GOAL: Select every line below containing the word "Μακεδονίαν".

--- start MATERIAL SUPPLIED ---

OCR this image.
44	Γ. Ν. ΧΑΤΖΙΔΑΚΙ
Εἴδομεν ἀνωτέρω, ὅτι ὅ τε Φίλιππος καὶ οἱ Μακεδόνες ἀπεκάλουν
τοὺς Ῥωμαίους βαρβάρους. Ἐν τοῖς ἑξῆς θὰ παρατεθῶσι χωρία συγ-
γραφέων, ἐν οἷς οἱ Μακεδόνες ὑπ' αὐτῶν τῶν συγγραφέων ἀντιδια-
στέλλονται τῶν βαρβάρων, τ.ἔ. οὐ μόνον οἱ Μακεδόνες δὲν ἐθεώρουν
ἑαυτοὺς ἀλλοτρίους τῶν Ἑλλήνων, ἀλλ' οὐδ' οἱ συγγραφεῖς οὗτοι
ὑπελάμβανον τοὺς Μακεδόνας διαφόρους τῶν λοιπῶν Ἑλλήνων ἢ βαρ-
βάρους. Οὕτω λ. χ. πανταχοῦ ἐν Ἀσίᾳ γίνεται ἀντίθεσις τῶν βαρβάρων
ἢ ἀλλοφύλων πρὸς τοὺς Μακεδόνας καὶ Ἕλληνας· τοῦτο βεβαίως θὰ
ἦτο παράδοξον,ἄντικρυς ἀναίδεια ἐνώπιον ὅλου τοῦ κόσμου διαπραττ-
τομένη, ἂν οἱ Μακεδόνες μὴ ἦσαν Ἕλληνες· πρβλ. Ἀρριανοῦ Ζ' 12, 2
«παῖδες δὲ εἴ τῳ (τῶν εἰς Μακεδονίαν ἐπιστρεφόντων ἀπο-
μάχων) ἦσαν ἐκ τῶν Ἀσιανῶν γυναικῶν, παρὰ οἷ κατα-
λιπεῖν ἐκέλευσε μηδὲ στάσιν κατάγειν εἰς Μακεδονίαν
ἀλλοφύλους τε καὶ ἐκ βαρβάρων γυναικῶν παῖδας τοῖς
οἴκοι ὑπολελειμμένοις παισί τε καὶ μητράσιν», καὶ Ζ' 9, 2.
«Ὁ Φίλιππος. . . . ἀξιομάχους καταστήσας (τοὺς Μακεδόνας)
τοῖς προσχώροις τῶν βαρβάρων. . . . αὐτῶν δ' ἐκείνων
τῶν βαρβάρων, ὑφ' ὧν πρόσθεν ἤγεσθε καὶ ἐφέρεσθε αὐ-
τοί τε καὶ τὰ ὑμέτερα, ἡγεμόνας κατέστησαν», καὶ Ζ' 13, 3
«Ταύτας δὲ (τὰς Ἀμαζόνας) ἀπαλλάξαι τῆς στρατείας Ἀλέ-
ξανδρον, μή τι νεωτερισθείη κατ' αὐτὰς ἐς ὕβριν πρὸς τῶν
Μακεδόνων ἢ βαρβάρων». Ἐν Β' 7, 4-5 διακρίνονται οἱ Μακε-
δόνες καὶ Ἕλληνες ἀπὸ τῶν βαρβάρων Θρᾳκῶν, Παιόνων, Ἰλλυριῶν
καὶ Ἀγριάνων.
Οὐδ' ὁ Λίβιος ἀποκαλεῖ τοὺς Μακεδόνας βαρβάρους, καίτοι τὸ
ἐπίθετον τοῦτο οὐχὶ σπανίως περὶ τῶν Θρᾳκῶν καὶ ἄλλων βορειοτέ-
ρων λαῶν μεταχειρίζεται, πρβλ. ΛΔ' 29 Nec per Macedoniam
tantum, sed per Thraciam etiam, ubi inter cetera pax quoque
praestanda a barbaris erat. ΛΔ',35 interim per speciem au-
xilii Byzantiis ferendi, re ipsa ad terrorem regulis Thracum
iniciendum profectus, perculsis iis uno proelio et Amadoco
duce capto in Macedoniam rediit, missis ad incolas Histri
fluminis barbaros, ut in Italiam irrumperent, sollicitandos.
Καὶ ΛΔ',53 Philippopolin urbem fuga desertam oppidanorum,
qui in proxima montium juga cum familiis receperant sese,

--- end MATERIAL SUPPLIED ---

SOLUTION FOR THIS EXERCISE:
«παῖδες δὲ εἴ τῳ (τῶν εἰς Μακεδονίαν ἐπιστρεφόντων ἀπο-
λιπεῖν ἐκέλευσε μηδὲ στάσιν κατάγειν εἰς Μακεδονίαν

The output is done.